# What is asked:
Retype the material in full, keeping every word the same.
## BEGIN Provided entries
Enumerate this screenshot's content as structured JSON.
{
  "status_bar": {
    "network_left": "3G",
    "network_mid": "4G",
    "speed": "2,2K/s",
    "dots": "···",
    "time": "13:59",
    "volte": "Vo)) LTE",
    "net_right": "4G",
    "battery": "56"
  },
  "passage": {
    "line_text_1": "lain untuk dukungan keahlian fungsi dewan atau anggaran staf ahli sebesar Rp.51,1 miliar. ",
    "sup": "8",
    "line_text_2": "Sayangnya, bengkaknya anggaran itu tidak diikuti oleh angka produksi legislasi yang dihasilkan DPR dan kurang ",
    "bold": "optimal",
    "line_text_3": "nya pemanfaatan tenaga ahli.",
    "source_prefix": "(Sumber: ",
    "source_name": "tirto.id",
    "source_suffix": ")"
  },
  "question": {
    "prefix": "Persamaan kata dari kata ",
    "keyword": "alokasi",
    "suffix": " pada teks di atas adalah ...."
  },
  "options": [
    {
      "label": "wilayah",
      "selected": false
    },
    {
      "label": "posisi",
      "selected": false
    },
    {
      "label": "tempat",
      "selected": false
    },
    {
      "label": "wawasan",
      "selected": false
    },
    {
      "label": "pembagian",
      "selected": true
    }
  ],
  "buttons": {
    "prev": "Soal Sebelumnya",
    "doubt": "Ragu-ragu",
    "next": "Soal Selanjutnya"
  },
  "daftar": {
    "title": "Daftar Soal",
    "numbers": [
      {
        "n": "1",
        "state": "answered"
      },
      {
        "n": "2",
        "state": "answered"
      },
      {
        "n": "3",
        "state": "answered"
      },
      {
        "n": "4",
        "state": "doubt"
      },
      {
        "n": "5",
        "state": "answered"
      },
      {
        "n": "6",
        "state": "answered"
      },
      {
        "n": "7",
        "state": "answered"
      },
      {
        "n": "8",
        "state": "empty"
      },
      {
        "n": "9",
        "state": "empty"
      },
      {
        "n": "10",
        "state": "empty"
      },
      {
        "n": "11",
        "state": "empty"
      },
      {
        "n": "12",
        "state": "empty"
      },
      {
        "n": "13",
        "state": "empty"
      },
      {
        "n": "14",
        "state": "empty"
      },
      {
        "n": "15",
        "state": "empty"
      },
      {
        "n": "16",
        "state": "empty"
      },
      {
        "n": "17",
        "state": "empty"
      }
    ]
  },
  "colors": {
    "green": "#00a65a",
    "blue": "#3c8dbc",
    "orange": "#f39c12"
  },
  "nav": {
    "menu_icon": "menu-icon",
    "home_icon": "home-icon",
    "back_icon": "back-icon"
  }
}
## END Provided entries
# Output below:
Enumerate this screenshot's content as structured JSON.
{
  "status_bar": {
    "network_left": "3G",
    "network_mid": "4G",
    "speed": "2,2K/s",
    "dots": "···",
    "time": "13:59",
    "volte": "Vo)) LTE",
    "net_right": "4G",
    "battery": "56"
  },
  "passage": {
    "line_text_1": "lain untuk dukungan keahlian fungsi dewan atau anggaran staf ahli sebesar Rp.51,1 miliar. ",
    "sup": "8",
    "line_text_2": "Sayangnya, bengkaknya anggaran itu tidak diikuti oleh angka produksi legislasi yang dihasilkan DPR dan kurang ",
    "bold": "optimal",
    "line_text_3": "nya pemanfaatan tenaga ahli.",
    "source_prefix": "(Sumber: ",
    "source_name": "tirto.id",
    "source_suffix": ")"
  },
  "question": {
    "prefix": "Persamaan kata dari kata ",
    "keyword": "alokasi",
    "suffix": " pada teks di atas adalah ...."
  },
  "options": [
    {
      "label": "wilayah",
      "selected": false
    },
    {
      "label": "posisi",
      "selected": false
    },
    {
      "label": "tempat",
      "selected": false
    },
    {
      "label": "wawasan",
      "selected": false
    },
    {
      "label": "pembagian",
      "selected": true
    }
  ],
  "buttons": {
    "prev": "Soal Sebelumnya",
    "doubt": "Ragu-ragu",
    "next": "Soal Selanjutnya"
  },
  "daftar": {
    "title": "Daftar Soal",
    "numbers": [
      {
        "n": "1",
        "state": "answered"
      },
      {
        "n": "2",
        "state": "answered"
      },
      {
        "n": "3",
        "state": "answered"
      },
      {
        "n": "4",
        "state": "doubt"
      },
      {
        "n": "5",
        "state": "answered"
      },
      {
        "n": "6",
        "state": "answered"
      },
      {
        "n": "7",
        "state": "answered"
      },
      {
        "n": "8",
        "state": "empty"
      },
      {
        "n": "9",
        "state": "empty"
      },
      {
        "n": "10",
        "state": "empty"
      },
      {
        "n": "11",
        "state": "empty"
      },
      {
        "n": "12",
        "state": "empty"
      },
      {
        "n": "13",
        "state": "empty"
      },
      {
        "n": "14",
        "state": "empty"
      },
      {
        "n": "15",
        "state": "empty"
      },
      {
        "n": "16",
        "state": "empty"
      },
      {
        "n": "17",
        "state": "empty"
      }
    ]
  },
  "colors": {
    "green": "#00a65a",
    "blue": "#3c8dbc",
    "orange": "#f39c12"
  },
  "nav": {
    "menu_icon": "menu-icon",
    "home_icon": "home-icon",
    "back_icon": "back-icon"
  }
}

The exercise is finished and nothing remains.